- **PASSAGE TO READ**
□ □ □ □ □
Shareholders who deposit their Noront shares under the Offer will
have the opportunity to realize cash proceeds and certainty of
value for their shares.
- Unanimous recommendation of the Noront Board. The members of
the Noront Board of Directors who voted on the matter have, after
consultation with the Board's financial and legal advisors and the
Special Committee of the Board, UNANIMOUSLY DETERMINED that the
Offer is in the best interests of Noront and the Offer price is
fair, from a financial point of view, to Noront shareholders and,
accordingly, UNANIMOUSLY RECOMMED that shareholders ACCEPT the
Offer and DEPOSIT their Noront shares under the Offer.
- Support of shareholders. Certain Noront shareholders,
including certain directors and each officer of Noront, have
entered into lock-up agreements pursuant to which they have agreed
to deposit under the Offer all Noront shares held or to be acquired
by them pursuant to the exercise of options or share awards,
representing in the aggregate approximately 9.9% of the issued and
outstanding Noront shares on a fully-diluted basis, subject to
certain terms and conditions of such agreements.
- Minimum tender condition. In order for Noront shareholders to
be able to receive the Offer price for their shares, more than 50%
of the outstanding Noront shares not beneficially owned or
controlled by BHP Lonsdale, the Offeror or any other person acting
jointly or in concert with the Offeror must be deposited under the
Offer prior to the expiry of the initial deposit period.
Shareholders increase the likelihood of receiving the Offer price
by depositing their shares under the Offer prior to the expiry of
the initial deposit period.
- Project execution and development risk. BHP Lonsdale believes
that the Offer provides Noront shareholders with the value inherent
in Noront's portfolio of projects, including the Eagle's Nest
project, without the long-term risks associated with the
development and execution of those projects. Given the relatively
early stage of Noront's projects, it will be several years before
the Eagle's Nest project or other projects in the portfolio reach
commercial production, if at all.
- Significant growth funding required. Noront's development and
exploration projects have significant funding requirements to bring
them to the production stage. Noront currently has limited cash to
fund the necessary capital projects and near-term debt maturities,
which will be a further drain on cash. Equity financing sufficient
to repay debt and fund the progress of Noront's business plan, if
available, may be significantly dilutive to Noront
shareholders.
- Search for the best alternative. Following Wyloo's
announcement on May 25, 2021 of its intention to make an offer for
the Noront shares, the Special Committee had the opportunity to
consider strategic alternatives available to Noront, including,
among other alternatives, maintaining the status quo as a
publicly-traded company, and the Special Committee and the Noront
Board ultimately determined on July 26, 2021 to support the
Offer.
- TD Securities fairness opinion. TD Securities Inc. provided
the Noront Board of Directors with a verbal opinion to the effect
that, as of the date of such opinion, subject to the assumptions,
limitations, and qualifications which will be set out in the
written opinion, the Offer is fair, from a financial point of view,
to Noront shareholders (other than BHP Lonsdale and its
affiliates).
- Stifel independent fairness opinion. Stifel Nicolaus Canada
Inc. ("Stifel") , who is also acting as independent valuator
engaged to prepare a formal valuation of the Common Shares in
connection with the proposed Wyloo bid, provided the Special
Committee and the Noront Board of Directors with a verbal opinion
to the effect that, as of the date of such opinion, subject to the
assumptions, limitations, and qualifications which will be set out
in the written long form opinion, the Offer is fair, from a
financial point of view, to Noront shareholders (other than BHP
Lonsdale and its affiliates).
□ □ □ □ □
- **SUPPLIED INFORMATION**
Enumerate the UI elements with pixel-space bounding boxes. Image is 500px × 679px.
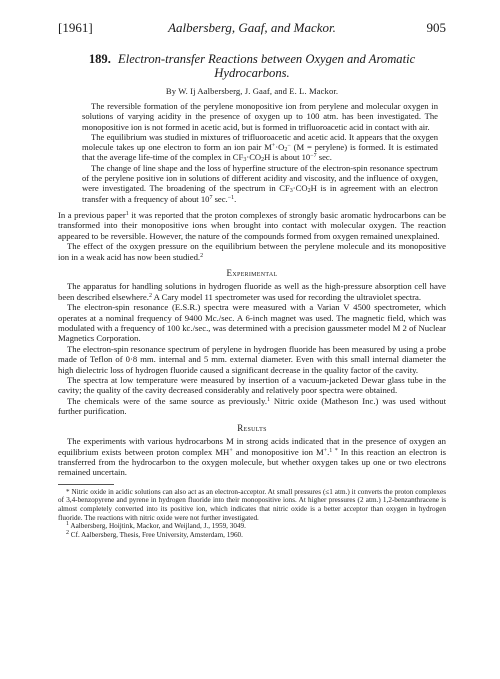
□ □ □ □ □
- **THE TASKS**
A - In the Noront offer text, why do shareholders improve their chances of receiving the Offer price by depositing their shares before the initial deposit period expires? Answer in one to three sentences.
B - According to the Noront offer text, on what date did the Special Committee and the Noront Board ultimately decide to support the Offer?
C - Please print the Noront offer text between "- Stifel independent" and "and its affiliates).", inclusive.

- **SOLUTIONS TO THE TASKS**
A - Shareholders receive the Offer price only if more than 50% of the outstanding Noront shares are deposited under the Offer before the initial deposit period expires. This count excludes shares beneficially owned or controlled by BHP Lonsdale, the Offeror or anyone acting jointly or in concert with the Offeror. Depositing early helps meet that minimum tender condition.

B - July 26, 2021.

C -
- Stifel independent fairness opinion. Stifel Nicolaus Canada
Inc. ("Stifel") , who is also acting as independent valuator
engaged to prepare a formal valuation of the Common Shares in
connection with the proposed Wyloo bid, provided the Special
Committee and the Noront Board of Directors with a verbal opinion
to the effect that, as of the date of such opinion, subject to the
assumptions, limitations, and qualifications which will be set out
in the written long form opinion, the Offer is fair, from a
financial point of view, to Noront shareholders (other than BHP
Lonsdale and its affiliates).